* **Element and region listings**
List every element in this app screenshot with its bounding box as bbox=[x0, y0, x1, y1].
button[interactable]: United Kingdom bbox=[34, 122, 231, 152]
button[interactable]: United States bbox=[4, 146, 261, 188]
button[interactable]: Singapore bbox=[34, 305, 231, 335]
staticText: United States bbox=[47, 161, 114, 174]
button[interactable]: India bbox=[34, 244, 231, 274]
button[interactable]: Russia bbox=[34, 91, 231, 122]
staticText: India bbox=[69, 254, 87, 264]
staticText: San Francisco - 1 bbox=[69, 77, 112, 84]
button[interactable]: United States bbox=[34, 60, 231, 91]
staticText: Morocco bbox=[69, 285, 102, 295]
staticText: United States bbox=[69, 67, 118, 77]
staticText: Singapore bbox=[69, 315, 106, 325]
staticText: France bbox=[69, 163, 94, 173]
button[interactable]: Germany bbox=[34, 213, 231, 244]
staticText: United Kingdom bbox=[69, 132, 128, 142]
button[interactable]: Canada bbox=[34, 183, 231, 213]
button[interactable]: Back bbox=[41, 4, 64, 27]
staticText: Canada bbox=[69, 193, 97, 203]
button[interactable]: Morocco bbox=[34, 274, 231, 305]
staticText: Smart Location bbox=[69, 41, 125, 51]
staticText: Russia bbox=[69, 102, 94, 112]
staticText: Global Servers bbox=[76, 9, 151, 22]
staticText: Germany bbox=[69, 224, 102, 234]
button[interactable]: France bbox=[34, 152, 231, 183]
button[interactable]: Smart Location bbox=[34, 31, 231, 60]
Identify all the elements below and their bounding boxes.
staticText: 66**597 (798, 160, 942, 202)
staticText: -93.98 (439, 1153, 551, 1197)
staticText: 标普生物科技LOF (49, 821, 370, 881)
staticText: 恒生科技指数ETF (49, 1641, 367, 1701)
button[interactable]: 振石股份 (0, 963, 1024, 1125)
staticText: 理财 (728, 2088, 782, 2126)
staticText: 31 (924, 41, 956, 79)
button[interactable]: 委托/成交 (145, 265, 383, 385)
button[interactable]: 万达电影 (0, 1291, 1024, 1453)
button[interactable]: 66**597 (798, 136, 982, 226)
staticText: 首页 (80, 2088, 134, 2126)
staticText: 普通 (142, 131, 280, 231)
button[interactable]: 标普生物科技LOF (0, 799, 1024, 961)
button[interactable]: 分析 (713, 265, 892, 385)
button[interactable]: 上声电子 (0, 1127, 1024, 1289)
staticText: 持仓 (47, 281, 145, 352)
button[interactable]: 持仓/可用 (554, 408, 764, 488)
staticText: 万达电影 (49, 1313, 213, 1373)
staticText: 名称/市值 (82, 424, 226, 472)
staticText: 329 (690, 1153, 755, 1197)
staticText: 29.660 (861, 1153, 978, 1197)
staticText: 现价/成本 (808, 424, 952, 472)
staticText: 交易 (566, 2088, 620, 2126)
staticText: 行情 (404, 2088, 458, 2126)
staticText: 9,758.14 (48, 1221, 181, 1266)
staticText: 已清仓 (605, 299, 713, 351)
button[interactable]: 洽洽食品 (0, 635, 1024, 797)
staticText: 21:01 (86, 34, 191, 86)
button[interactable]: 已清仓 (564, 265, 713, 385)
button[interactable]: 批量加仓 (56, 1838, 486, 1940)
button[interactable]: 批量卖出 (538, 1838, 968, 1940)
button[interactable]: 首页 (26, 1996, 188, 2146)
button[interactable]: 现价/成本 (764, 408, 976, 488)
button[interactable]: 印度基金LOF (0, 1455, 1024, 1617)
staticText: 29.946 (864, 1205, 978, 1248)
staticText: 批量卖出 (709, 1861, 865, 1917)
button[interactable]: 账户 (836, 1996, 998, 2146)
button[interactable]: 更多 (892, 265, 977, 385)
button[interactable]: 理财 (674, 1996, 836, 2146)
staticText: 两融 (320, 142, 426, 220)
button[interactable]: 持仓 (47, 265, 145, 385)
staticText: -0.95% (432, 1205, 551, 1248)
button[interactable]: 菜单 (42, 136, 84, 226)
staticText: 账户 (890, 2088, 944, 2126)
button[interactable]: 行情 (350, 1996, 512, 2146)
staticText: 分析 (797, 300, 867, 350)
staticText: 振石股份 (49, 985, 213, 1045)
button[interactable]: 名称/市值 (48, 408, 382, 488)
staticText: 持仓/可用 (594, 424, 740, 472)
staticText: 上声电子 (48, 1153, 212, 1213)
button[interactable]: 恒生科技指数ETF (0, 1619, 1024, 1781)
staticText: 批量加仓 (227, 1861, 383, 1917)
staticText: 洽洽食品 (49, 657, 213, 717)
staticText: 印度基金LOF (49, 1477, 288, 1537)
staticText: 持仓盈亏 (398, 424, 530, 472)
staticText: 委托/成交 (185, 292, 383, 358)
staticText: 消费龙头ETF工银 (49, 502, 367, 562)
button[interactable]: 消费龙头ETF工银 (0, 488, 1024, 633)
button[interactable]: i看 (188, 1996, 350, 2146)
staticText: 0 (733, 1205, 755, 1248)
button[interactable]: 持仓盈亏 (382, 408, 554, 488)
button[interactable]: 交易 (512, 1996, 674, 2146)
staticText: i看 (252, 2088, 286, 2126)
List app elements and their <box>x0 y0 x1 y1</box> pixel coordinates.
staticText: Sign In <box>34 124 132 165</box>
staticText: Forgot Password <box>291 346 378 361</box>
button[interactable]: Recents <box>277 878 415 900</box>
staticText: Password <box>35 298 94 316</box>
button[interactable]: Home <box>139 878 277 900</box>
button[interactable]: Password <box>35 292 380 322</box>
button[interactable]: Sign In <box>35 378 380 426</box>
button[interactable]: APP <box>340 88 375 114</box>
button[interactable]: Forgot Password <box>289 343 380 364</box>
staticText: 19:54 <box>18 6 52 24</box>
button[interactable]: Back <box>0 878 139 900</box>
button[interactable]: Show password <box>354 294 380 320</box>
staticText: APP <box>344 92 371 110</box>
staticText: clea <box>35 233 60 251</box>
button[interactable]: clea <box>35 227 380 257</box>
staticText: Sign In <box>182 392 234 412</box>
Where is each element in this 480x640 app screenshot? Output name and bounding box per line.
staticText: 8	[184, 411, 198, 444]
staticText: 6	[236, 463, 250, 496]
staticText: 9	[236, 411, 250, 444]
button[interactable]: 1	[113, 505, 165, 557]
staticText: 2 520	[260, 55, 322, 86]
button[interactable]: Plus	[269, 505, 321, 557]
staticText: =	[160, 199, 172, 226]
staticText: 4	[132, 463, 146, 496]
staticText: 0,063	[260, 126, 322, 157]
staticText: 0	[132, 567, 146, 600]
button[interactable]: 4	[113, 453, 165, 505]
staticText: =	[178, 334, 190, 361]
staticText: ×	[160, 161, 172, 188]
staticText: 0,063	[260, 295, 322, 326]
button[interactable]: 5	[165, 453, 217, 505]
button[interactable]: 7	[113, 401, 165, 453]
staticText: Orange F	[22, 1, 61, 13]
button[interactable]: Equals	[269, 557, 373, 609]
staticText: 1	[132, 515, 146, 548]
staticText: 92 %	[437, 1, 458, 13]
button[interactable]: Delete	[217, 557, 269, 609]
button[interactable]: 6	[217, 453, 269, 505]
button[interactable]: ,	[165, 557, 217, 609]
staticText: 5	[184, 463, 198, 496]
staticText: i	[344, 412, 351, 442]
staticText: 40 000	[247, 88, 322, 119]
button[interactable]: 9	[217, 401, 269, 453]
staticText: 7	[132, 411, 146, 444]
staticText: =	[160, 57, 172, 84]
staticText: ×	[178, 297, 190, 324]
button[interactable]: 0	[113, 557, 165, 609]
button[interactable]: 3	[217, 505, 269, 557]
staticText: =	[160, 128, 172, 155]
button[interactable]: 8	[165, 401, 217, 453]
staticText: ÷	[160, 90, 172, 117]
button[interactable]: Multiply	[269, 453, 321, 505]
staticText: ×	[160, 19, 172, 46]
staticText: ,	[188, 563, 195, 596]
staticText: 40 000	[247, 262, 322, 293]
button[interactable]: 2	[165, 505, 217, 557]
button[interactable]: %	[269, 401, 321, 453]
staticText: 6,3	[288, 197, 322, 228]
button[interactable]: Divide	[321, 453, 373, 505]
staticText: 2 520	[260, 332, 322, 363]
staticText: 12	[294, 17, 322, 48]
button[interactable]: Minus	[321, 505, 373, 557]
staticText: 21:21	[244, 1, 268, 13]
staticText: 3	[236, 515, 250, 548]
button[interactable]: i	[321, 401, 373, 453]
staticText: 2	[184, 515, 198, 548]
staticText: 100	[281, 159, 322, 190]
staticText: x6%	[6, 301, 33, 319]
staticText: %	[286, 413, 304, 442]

* **Problem description**
Repeat the rows verbatim, starting with the very first line and going on through the line with "button[interactable]: Back bbox=[41, 4, 64, 27]", including that line.

* **Answer in full**
List every element in this app screenshot with its bounding box as bbox=[x0, y0, x1, y1].
button[interactable]: United Kingdom bbox=[34, 122, 231, 152]
button[interactable]: United States bbox=[4, 146, 261, 188]
button[interactable]: Singapore bbox=[34, 305, 231, 335]
staticText: United States bbox=[47, 161, 114, 174]
button[interactable]: India bbox=[34, 244, 231, 274]
button[interactable]: Russia bbox=[34, 91, 231, 122]
staticText: India bbox=[69, 254, 87, 264]
staticText: San Francisco - 1 bbox=[69, 77, 112, 84]
button[interactable]: United States bbox=[34, 60, 231, 91]
staticText: Morocco bbox=[69, 285, 102, 295]
staticText: United States bbox=[69, 67, 118, 77]
staticText: Singapore bbox=[69, 315, 106, 325]
staticText: France bbox=[69, 163, 94, 173]
button[interactable]: Germany bbox=[34, 213, 231, 244]
staticText: United Kingdom bbox=[69, 132, 128, 142]
button[interactable]: Canada bbox=[34, 183, 231, 213]
button[interactable]: Back bbox=[41, 4, 64, 27]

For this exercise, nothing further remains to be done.